• **WHAT IS REQUIRED**
Please write the listing below out again exactly, leaving every picture behind.

• **DATA SUPPLIED**
###

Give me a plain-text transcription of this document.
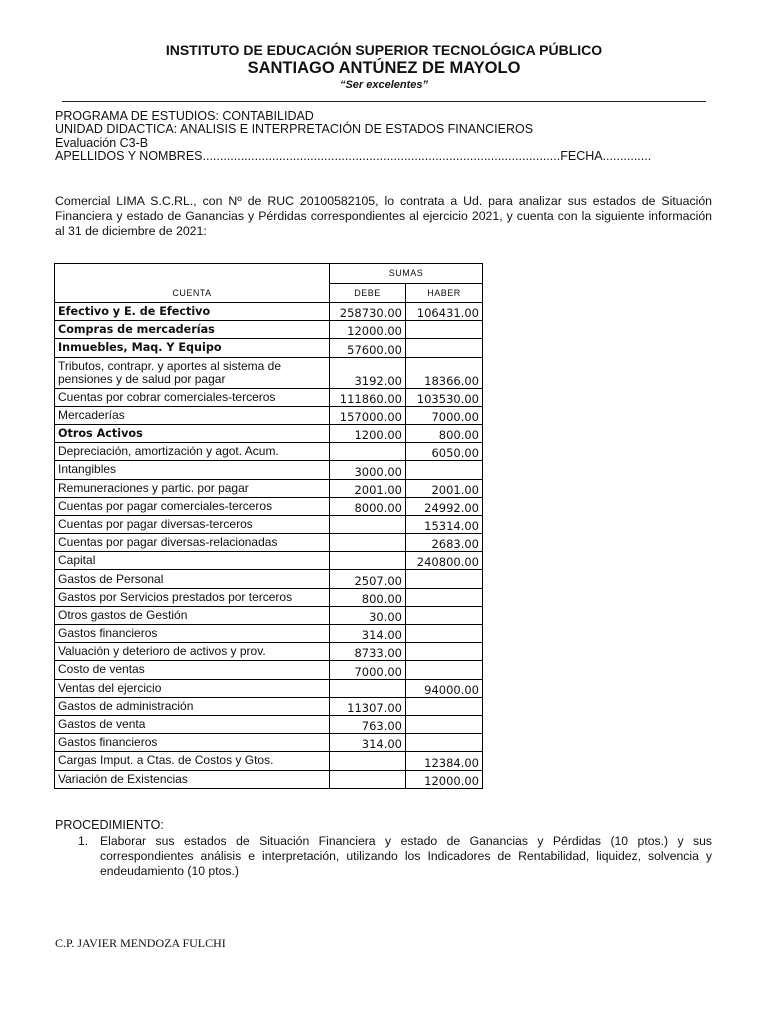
INSTITUTO DE EDUCACIÓN SUPERIOR TECNOLÓGICA PÚBLICO
SANTIAGO ANTÚNEZ DE MAYOLO
“Ser excelentes”
PROGRAMA DE ESTUDIOS: CONTABILIDAD
UNIDAD DIDACTICA: ANALISIS E INTERPRETACIÓN DE ESTADOS FINANCIEROS
Evaluación C3-B
APELLIDOS Y NOMBRES.......................................................................................................FECHA..............
Comercial LIMA S.C.RL., con Nº de RUC 20100582105, lo contrata a Ud. para analizar sus estados de Situación Financiera y estado de Ganancias y Pérdidas correspondientes al ejercicio 2021, y cuenta con la siguiente información al 31 de diciembre de 2021:
CUENTA	SUMAS	
	DEBE	HABER
Efectivo y E. de Efectivo	258730.00	106431.00
Compras de mercaderías	12000.00	
Inmuebles, Maq. Y Equipo	57600.00	
Tributos, contrapr. y aportes al sistema de pensiones y de salud por pagar	3192.00	18366.00
Cuentas por cobrar comerciales-terceros	111860.00	103530.00
Mercaderías	157000.00	7000.00
Otros Activos	1200.00	800.00
Depreciación, amortización y agot. Acum.		6050.00
Intangibles	3000.00	
Remuneraciones y partic. por pagar	2001.00	2001.00
Cuentas por pagar comerciales-terceros	8000.00	24992.00
Cuentas por pagar diversas-terceros		15314.00
Cuentas por pagar diversas-relacionadas		2683.00
Capital		240800.00
Gastos de Personal	2507.00	
Gastos por Servicios prestados por terceros	800.00	
Otros gastos de Gestión	30.00	
Gastos financieros	314.00	
Valuación y deterioro de activos y prov.	8733.00	
Costo de ventas	7000.00	
Ventas del ejercicio		94000.00
Gastos de administración	11307.00	
Gastos de venta	763.00	
Gastos financieros	314.00	
Cargas Imput. a Ctas. de Costos y Gtos.		12384.00
Variación de Existencias		12000.00
PROCEDIMIENTO:
1. Elaborar sus estados de Situación Financiera y estado de Ganancias y Pérdidas (10 ptos.) y sus correspondientes análisis e interpretación, utilizando los Indicadores de Rentabilidad, liquidez, solvencia y endeudamiento (10 ptos.)
C.P. JAVIER MENDOZA FULCHI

###

• **CORRECT ANSWER**
Give me a plain-text transcription of this document.
INSTITUTO DE EDUCACIÓN SUPERIOR TECNOLÓGICA PÚBLICO
SANTIAGO ANTÚNEZ DE MAYOLO
“Ser excelentes”
PROGRAMA DE ESTUDIOS: CONTABILIDAD
UNIDAD DIDACTICA: ANALISIS E INTERPRETACIÓN DE ESTADOS FINANCIEROS
Evaluación C3-B
APELLIDOS Y NOMBRES.......................................................................................................FECHA..............
Comercial LIMA S.C.RL., con Nº de RUC 20100582105, lo contrata a Ud. para analizar sus estados de Situación Financiera y estado de Ganancias y Pérdidas correspondientes al ejercicio 2021, y cuenta con la siguiente información al 31 de diciembre de 2021:
CUENTA	SUMAS	
	DEBE	HABER
Efectivo y E. de Efectivo	258730.00	106431.00
Compras de mercaderías	12000.00	
Inmuebles, Maq. Y Equipo	57600.00	
Tributos, contrapr. y aportes al sistema de pensiones y de salud por pagar	3192.00	18366.00
Cuentas por cobrar comerciales-terceros	111860.00	103530.00
Mercaderías	157000.00	7000.00
Otros Activos	1200.00	800.00
Depreciación, amortización y agot. Acum.		6050.00
Intangibles	3000.00	
Remuneraciones y partic. por pagar	2001.00	2001.00
Cuentas por pagar comerciales-terceros	8000.00	24992.00
Cuentas por pagar diversas-terceros		15314.00
Cuentas por pagar diversas-relacionadas		2683.00
Capital		240800.00
Gastos de Personal	2507.00	
Gastos por Servicios prestados por terceros	800.00	
Otros gastos de Gestión	30.00	
Gastos financieros	314.00	
Valuación y deterioro de activos y prov.	8733.00	
Costo de ventas	7000.00	
Ventas del ejercicio		94000.00
Gastos de administración	11307.00	
Gastos de venta	763.00	
Gastos financieros	314.00	
Cargas Imput. a Ctas. de Costos y Gtos.		12384.00
Variación de Existencias		12000.00
PROCEDIMIENTO:
1. Elaborar sus estados de Situación Financiera y estado de Ganancias y Pérdidas (10 ptos.) y sus correspondientes análisis e interpretación, utilizando los Indicadores de Rentabilidad, liquidez, solvencia y endeudamiento (10 ptos.)
C.P. JAVIER MENDOZA FULCHI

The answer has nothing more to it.